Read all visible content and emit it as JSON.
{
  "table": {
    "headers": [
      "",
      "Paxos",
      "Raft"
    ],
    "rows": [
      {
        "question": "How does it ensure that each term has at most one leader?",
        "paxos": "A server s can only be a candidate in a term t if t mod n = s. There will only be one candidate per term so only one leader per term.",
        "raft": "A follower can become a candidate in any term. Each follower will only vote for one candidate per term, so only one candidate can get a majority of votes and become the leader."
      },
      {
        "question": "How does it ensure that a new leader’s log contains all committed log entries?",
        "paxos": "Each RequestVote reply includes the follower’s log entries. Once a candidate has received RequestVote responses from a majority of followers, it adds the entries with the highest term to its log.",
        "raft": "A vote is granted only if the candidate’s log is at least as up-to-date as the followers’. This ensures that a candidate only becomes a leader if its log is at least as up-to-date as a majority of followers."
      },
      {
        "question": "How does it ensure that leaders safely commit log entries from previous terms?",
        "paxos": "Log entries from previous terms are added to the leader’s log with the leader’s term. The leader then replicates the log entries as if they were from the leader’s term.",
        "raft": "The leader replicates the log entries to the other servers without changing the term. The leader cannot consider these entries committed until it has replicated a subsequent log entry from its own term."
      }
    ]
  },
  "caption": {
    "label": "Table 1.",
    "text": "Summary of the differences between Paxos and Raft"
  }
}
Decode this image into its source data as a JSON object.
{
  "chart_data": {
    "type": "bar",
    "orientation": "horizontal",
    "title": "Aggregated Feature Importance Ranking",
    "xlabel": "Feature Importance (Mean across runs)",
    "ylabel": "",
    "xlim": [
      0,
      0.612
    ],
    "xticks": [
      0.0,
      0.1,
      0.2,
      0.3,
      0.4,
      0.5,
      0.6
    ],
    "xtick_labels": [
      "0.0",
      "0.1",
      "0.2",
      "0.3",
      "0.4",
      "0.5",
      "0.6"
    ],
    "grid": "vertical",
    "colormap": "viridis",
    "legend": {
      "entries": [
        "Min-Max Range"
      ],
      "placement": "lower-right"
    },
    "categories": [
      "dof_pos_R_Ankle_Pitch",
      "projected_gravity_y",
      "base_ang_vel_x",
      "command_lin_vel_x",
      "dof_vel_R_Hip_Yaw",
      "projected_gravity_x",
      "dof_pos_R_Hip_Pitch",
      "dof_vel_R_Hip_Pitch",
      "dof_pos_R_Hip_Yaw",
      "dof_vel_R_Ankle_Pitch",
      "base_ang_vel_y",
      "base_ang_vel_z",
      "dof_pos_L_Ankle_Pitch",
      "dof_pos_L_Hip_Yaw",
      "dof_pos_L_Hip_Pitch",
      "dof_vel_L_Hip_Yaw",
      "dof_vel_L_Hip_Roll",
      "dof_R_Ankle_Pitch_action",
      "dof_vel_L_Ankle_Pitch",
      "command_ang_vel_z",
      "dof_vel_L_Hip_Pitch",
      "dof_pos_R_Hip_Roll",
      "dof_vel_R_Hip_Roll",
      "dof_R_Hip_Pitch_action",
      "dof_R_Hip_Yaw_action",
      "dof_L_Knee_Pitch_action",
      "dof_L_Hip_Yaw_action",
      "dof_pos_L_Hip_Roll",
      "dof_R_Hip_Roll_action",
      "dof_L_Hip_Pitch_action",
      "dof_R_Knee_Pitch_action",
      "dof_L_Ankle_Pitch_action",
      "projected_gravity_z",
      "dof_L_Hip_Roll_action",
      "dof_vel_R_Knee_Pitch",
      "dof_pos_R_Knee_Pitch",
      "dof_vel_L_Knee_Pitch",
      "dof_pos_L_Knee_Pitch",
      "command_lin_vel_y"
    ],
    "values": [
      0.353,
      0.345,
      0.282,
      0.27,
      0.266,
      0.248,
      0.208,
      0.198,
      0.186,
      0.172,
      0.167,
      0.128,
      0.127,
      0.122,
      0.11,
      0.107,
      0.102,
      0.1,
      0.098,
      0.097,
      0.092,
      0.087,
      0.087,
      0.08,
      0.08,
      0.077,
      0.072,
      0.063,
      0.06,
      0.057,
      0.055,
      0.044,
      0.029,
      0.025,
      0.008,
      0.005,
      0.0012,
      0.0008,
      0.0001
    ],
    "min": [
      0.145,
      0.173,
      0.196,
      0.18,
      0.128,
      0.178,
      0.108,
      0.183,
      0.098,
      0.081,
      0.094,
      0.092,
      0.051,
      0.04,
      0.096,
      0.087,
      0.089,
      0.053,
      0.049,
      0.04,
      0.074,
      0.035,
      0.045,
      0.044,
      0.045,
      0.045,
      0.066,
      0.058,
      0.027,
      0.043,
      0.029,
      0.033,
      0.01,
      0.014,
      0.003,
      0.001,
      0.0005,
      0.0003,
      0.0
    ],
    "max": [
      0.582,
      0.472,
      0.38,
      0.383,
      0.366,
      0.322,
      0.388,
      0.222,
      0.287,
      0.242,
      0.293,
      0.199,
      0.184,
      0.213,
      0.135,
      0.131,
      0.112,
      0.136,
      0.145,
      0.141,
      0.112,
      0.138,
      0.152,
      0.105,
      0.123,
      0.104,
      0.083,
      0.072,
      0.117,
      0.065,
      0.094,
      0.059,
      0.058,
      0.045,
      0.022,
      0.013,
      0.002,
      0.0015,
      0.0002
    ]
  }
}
○ ○ ○ ○ ○
- _GIVEN INSTRUCTION_:
Go through the listing above and return every line where the word "question" occurs.

- _ANSWER FOR THE TASK_:
        "question": "How does it ensure that each term has at most one leader?",
        "question": "How does it ensure that a new leader’s log contains all committed log entries?",
        "question": "How does it ensure that leaders safely commit log entries from previous terms?",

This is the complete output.